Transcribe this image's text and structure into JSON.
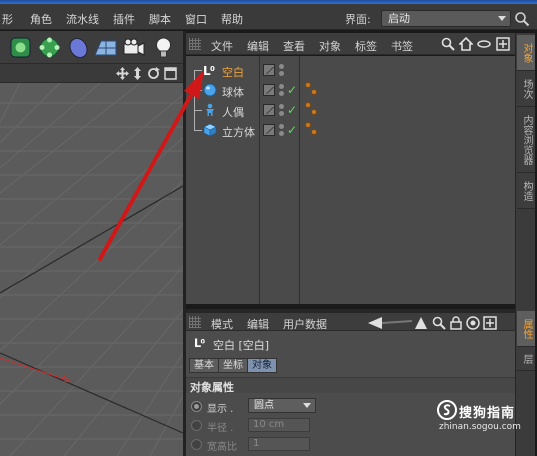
{
  "menubar": {
    "items": [
      "形",
      "角色",
      "流水线",
      "插件",
      "脚本",
      "窗口",
      "帮助"
    ],
    "layout_label": "界面:",
    "layout_value": "启动"
  },
  "object_manager": {
    "menu": [
      "文件",
      "编辑",
      "查看",
      "对象",
      "标签",
      "书签"
    ],
    "objects": [
      {
        "name": "空白",
        "selected": true,
        "icon": "null-object-icon"
      },
      {
        "name": "球体",
        "selected": false,
        "icon": "sphere-icon"
      },
      {
        "name": "人偶",
        "selected": false,
        "icon": "figure-icon"
      },
      {
        "name": "立方体",
        "selected": false,
        "icon": "cube-icon"
      }
    ]
  },
  "side_tabs": {
    "top": [
      "对象",
      "场次",
      "内容浏览器",
      "构造"
    ],
    "bottom": [
      "属性",
      "层"
    ]
  },
  "attributes": {
    "menu": [
      "模式",
      "编辑",
      "用户数据"
    ],
    "object_title": "空白 [空白]",
    "tabs": [
      "基本",
      "坐标",
      "对象"
    ],
    "active_tab": "对象",
    "section_title": "对象属性",
    "display_label": "显示 .",
    "display_value": "圆点",
    "radius_label": "半径 .",
    "radius_value": "10 cm",
    "aspect_label": "宽高比",
    "aspect_value": "1"
  },
  "watermark": {
    "name": "搜狗指南",
    "url": "zhinan.sogou.com"
  },
  "colors": {
    "accent_orange": "#f0a43a",
    "arrow_red": "#d01818",
    "tab_active_blue": "#7f92ad"
  }
}
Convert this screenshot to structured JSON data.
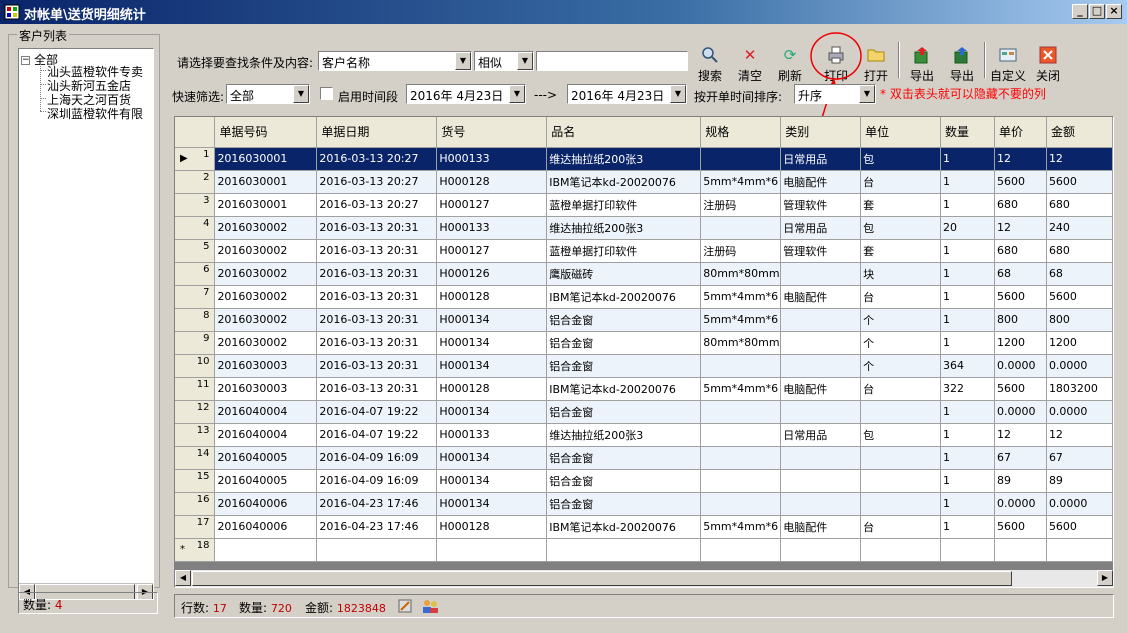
{
  "window": {
    "title": "对帐单\\送货明细统计",
    "min_label": "_",
    "max_label": "□",
    "close_label": "×"
  },
  "customer_panel": {
    "title": "客户列表",
    "root_label": "全部",
    "customers": [
      "汕头蓝橙软件专卖",
      "汕头新河五金店",
      "上海天之河百货",
      "深圳蓝橙软件有限"
    ],
    "count_label": "数量:",
    "count_value": "4"
  },
  "search": {
    "prompt": "请选择要查找条件及内容:",
    "field_value": "客户名称",
    "match_value": "相似",
    "query_value": ""
  },
  "toolbar": {
    "buttons": [
      {
        "label": "搜索",
        "icon": "search-icon"
      },
      {
        "label": "清空",
        "icon": "clear-icon"
      },
      {
        "label": "刷新",
        "icon": "refresh-icon"
      },
      {
        "label": "打印",
        "icon": "printer-icon"
      },
      {
        "label": "打开",
        "icon": "folder-open-icon"
      },
      {
        "label": "导出",
        "icon": "export-icon"
      },
      {
        "label": "导出",
        "icon": "export-excel-icon"
      },
      {
        "label": "自定义",
        "icon": "customize-icon"
      },
      {
        "label": "关闭",
        "icon": "close-icon"
      }
    ]
  },
  "filter": {
    "quick_label": "快速筛选:",
    "quick_value": "全部",
    "use_period_label": "启用时间段",
    "date_from": "2016年 4月23日",
    "range_arrow": "--->",
    "date_to": "2016年 4月23日",
    "sort_label": "按开单时间排序:",
    "sort_value": "升序",
    "hint": "* 双击表头就可以隐藏不要的列"
  },
  "grid": {
    "columns": [
      "单据号码",
      "单据日期",
      "货号",
      "品名",
      "规格",
      "类别",
      "单位",
      "数量",
      "单价",
      "金额"
    ],
    "rows": [
      [
        "2016030001",
        "2016-03-13 20:27",
        "H000133",
        "维达抽拉纸200张3",
        "",
        "日常用品",
        "包",
        "1",
        "12",
        "12"
      ],
      [
        "2016030001",
        "2016-03-13 20:27",
        "H000128",
        "IBM笔记本kd-20020076",
        "5mm*4mm*6",
        "电脑配件",
        "台",
        "1",
        "5600",
        "5600"
      ],
      [
        "2016030001",
        "2016-03-13 20:27",
        "H000127",
        "蓝橙单据打印软件",
        "注册码",
        "管理软件",
        "套",
        "1",
        "680",
        "680"
      ],
      [
        "2016030002",
        "2016-03-13 20:31",
        "H000133",
        "维达抽拉纸200张3",
        "",
        "日常用品",
        "包",
        "20",
        "12",
        "240"
      ],
      [
        "2016030002",
        "2016-03-13 20:31",
        "H000127",
        "蓝橙单据打印软件",
        "注册码",
        "管理软件",
        "套",
        "1",
        "680",
        "680"
      ],
      [
        "2016030002",
        "2016-03-13 20:31",
        "H000126",
        "鹰版磁砖",
        "80mm*80mm",
        "",
        "块",
        "1",
        "68",
        "68"
      ],
      [
        "2016030002",
        "2016-03-13 20:31",
        "H000128",
        "IBM笔记本kd-20020076",
        "5mm*4mm*6",
        "电脑配件",
        "台",
        "1",
        "5600",
        "5600"
      ],
      [
        "2016030002",
        "2016-03-13 20:31",
        "H000134",
        "铝合金窗",
        "5mm*4mm*6",
        "",
        "个",
        "1",
        "800",
        "800"
      ],
      [
        "2016030002",
        "2016-03-13 20:31",
        "H000134",
        "铝合金窗",
        "80mm*80mm",
        "",
        "个",
        "1",
        "1200",
        "1200"
      ],
      [
        "2016030003",
        "2016-03-13 20:31",
        "H000134",
        "铝合金窗",
        "",
        "",
        "个",
        "364",
        "0.0000",
        "0.0000"
      ],
      [
        "2016030003",
        "2016-03-13 20:31",
        "H000128",
        "IBM笔记本kd-20020076",
        "5mm*4mm*6",
        "电脑配件",
        "台",
        "322",
        "5600",
        "1803200"
      ],
      [
        "2016040004",
        "2016-04-07 19:22",
        "H000134",
        "铝合金窗",
        "",
        "",
        "",
        "1",
        "0.0000",
        "0.0000"
      ],
      [
        "2016040004",
        "2016-04-07 19:22",
        "H000133",
        "维达抽拉纸200张3",
        "",
        "日常用品",
        "包",
        "1",
        "12",
        "12"
      ],
      [
        "2016040005",
        "2016-04-09 16:09",
        "H000134",
        "铝合金窗",
        "",
        "",
        "",
        "1",
        "67",
        "67"
      ],
      [
        "2016040005",
        "2016-04-09 16:09",
        "H000134",
        "铝合金窗",
        "",
        "",
        "",
        "1",
        "89",
        "89"
      ],
      [
        "2016040006",
        "2016-04-23 17:46",
        "H000134",
        "铝合金窗",
        "",
        "",
        "",
        "1",
        "0.0000",
        "0.0000"
      ],
      [
        "2016040006",
        "2016-04-23 17:46",
        "H000128",
        "IBM笔记本kd-20020076",
        "5mm*4mm*6",
        "电脑配件",
        "台",
        "1",
        "5600",
        "5600"
      ]
    ],
    "new_row_number": "18",
    "new_row_marker": "*"
  },
  "status": {
    "rows_label": "行数:",
    "rows_value": "17",
    "qty_label": "数量:",
    "qty_value": "720",
    "amount_label": "金额:",
    "amount_value": "1823848"
  }
}
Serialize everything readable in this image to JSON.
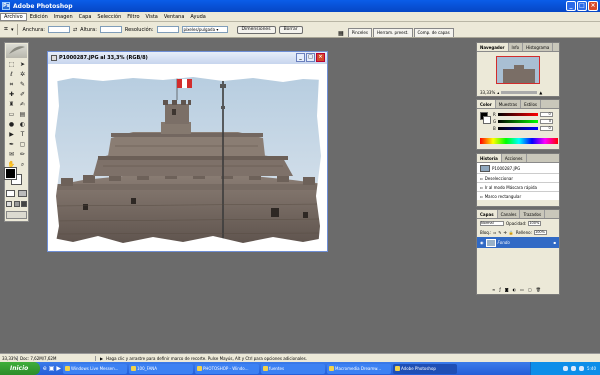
{
  "app": {
    "title": "Adobe Photoshop",
    "icon": "Ps"
  },
  "menu": [
    "Archivo",
    "Edición",
    "Imagen",
    "Capa",
    "Selección",
    "Filtro",
    "Vista",
    "Ventana",
    "Ayuda"
  ],
  "options": {
    "width_label": "Anchura:",
    "height_label": "Altura:",
    "resolution_label": "Resolución:",
    "units_select": "píxeles/pulgada",
    "front_image_button": "Dimensiones",
    "clear_button": "Borrar"
  },
  "palette_well": [
    "Pinceles",
    "Herram. preest.",
    "Comp. de capas"
  ],
  "document": {
    "title": "P1000287.JPG al 33,3% (RGB/8)"
  },
  "navigator": {
    "tabs": [
      "Navegador",
      "Info",
      "Histograma"
    ],
    "zoom": "33,33%"
  },
  "color": {
    "tabs": [
      "Color",
      "Muestras",
      "Estilos"
    ],
    "channels": [
      {
        "label": "R",
        "value": "0"
      },
      {
        "label": "G",
        "value": "0"
      },
      {
        "label": "B",
        "value": "0"
      }
    ]
  },
  "history": {
    "tabs": [
      "Historia",
      "Acciones"
    ],
    "snapshot": "P1000287.JPG",
    "steps": [
      "Deseleccionar",
      "Ir al modo Máscara rápida",
      "Marco rectangular"
    ]
  },
  "layers": {
    "tabs": [
      "Capas",
      "Canales",
      "Trazados"
    ],
    "blend_mode": "Normal",
    "opacity_label": "Opacidad:",
    "opacity": "100%",
    "lock_label": "Bloq.:",
    "fill_label": "Relleno:",
    "fill": "100%",
    "layer_name": "Fondo"
  },
  "status": {
    "zoom": "33,33%",
    "doc_size": "Doc: 7,62M/7,62M",
    "hint": "Haga clic y arrastre para definir marco de recorte. Pulse Mayús, Alt y Ctrl para opciones adicionales."
  },
  "taskbar": {
    "start": "Inicio",
    "tasks": [
      "Windows Live Messen...",
      "100_FANA",
      "PHOTOSHOP - Windo...",
      "fuentes",
      "Macromedia Dreamw...",
      "Adobe Photoshop"
    ],
    "time": "5:40"
  },
  "colors": {
    "titlebar": "#0a5de8",
    "taskbar": "#245ed8",
    "workspace": "#6b6b6b",
    "flag_red": "#d22c2c"
  }
}
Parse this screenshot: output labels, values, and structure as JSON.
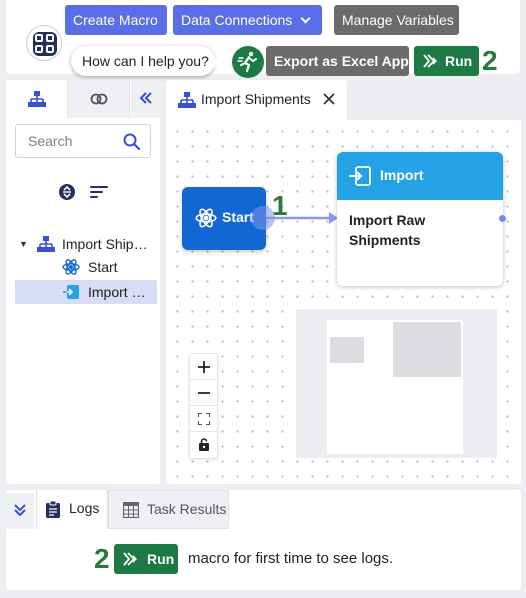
{
  "toolbar": {
    "create_macro": "Create Macro",
    "data_connections": "Data Connections",
    "manage_variables": "Manage Variables",
    "help_prompt": "How can I help you?",
    "export_excel": "Export as Excel App",
    "run": "Run",
    "run_step": "2"
  },
  "left_panel": {
    "search_placeholder": "Search",
    "tree": {
      "root": "Import Shipments",
      "children": [
        "Start",
        "Import Raw Shipments"
      ]
    }
  },
  "canvas": {
    "tab_title": "Import Shipments",
    "start_node": "Start",
    "connection_step": "1",
    "import_node": {
      "type": "Import",
      "label": "Import Raw Shipments"
    }
  },
  "bottom_panel": {
    "logs_tab": "Logs",
    "task_results_tab": "Task Results",
    "step": "2",
    "run_label": "Run",
    "message": "macro for first time to see logs."
  },
  "colors": {
    "primary_blue": "#5a6ee8",
    "gray_button": "#6b6b6b",
    "run_green": "#1d7a45",
    "start_node": "#1367d4",
    "import_header": "#23a3e6",
    "step_number_green": "#2a7a3b"
  }
}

- - - -

- _Work to be completed_
Print each line from the one containing "Parse this screenshot: output" through the last line of the listing, both included, exactly and with no pictures.

- _Exercise response_
Parse this screenshot: output labels, values, and structure as JSON.
{
  "toolbar": {
    "create_macro": "Create Macro",
    "data_connections": "Data Connections",
    "manage_variables": "Manage Variables",
    "help_prompt": "How can I help you?",
    "export_excel": "Export as Excel App",
    "run": "Run",
    "run_step": "2"
  },
  "left_panel": {
    "search_placeholder": "Search",
    "tree": {
      "root": "Import Shipments",
      "children": [
        "Start",
        "Import Raw Shipments"
      ]
    }
  },
  "canvas": {
    "tab_title": "Import Shipments",
    "start_node": "Start",
    "connection_step": "1",
    "import_node": {
      "type": "Import",
      "label": "Import Raw Shipments"
    }
  },
  "bottom_panel": {
    "logs_tab": "Logs",
    "task_results_tab": "Task Results",
    "step": "2",
    "run_label": "Run",
    "message": "macro for first time to see logs."
  },
  "colors": {
    "primary_blue": "#5a6ee8",
    "gray_button": "#6b6b6b",
    "run_green": "#1d7a45",
    "start_node": "#1367d4",
    "import_header": "#23a3e6",
    "step_number_green": "#2a7a3b"
  }
}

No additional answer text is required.